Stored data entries
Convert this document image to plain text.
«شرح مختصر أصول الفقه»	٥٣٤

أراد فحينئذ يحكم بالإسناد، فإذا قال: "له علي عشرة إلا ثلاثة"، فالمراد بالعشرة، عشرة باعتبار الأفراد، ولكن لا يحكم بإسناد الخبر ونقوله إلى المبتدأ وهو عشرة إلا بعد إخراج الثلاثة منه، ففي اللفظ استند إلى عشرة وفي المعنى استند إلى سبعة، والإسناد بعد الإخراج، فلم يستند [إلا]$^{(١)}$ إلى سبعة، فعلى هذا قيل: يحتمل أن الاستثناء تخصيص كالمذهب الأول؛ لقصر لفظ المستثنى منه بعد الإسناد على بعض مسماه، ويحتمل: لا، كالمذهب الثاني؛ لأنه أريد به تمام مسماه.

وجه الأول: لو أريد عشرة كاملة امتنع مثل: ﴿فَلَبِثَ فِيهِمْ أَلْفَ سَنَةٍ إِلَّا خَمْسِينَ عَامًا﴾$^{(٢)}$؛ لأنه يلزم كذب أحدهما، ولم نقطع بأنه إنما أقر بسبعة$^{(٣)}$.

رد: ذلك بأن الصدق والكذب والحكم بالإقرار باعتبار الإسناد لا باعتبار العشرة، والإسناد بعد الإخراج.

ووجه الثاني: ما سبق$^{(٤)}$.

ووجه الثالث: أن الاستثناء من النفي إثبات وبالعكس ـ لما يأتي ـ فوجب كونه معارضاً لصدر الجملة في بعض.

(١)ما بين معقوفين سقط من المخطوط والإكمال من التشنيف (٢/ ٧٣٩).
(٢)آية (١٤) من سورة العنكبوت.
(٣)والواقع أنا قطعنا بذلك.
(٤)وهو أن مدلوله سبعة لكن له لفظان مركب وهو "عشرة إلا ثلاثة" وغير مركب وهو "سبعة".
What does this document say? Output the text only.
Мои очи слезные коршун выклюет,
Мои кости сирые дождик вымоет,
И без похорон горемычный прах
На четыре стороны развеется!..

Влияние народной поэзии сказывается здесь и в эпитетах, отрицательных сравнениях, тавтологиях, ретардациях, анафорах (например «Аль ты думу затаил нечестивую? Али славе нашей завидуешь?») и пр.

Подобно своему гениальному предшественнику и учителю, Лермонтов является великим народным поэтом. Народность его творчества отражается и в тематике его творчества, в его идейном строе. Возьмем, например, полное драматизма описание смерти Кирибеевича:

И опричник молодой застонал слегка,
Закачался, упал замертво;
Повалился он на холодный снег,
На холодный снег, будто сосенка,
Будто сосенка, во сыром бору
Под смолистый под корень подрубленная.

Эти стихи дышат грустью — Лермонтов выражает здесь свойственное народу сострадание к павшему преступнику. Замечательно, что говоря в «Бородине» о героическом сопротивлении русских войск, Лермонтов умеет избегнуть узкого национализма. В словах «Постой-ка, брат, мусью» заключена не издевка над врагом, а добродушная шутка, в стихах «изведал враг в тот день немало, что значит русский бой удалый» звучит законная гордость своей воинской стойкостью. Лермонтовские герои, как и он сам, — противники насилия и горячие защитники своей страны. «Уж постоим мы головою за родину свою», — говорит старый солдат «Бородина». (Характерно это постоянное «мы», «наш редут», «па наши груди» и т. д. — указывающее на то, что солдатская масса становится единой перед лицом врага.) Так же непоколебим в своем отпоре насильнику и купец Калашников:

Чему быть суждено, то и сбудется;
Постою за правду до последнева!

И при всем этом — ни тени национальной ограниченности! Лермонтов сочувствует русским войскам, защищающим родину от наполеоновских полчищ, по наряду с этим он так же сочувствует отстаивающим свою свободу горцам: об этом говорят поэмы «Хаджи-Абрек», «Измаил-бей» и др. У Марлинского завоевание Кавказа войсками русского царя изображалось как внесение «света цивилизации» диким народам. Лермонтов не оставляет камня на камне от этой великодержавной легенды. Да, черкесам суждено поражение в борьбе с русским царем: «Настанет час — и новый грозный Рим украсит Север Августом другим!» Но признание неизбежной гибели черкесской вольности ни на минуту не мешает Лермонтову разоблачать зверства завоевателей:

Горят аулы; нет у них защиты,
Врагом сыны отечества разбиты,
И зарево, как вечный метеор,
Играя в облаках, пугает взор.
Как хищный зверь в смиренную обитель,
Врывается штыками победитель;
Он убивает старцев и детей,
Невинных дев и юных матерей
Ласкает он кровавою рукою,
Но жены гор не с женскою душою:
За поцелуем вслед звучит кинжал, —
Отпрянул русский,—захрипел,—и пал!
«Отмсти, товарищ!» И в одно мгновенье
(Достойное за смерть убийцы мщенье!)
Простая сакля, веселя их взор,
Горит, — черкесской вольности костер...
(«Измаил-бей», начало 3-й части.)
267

**WHAT TO DO:**
Take each line of the material that contains the word "text" and list it.

**WRITTEN RESPONSE:**
Convert this document image to plain text.
What does this document say? Output the text only.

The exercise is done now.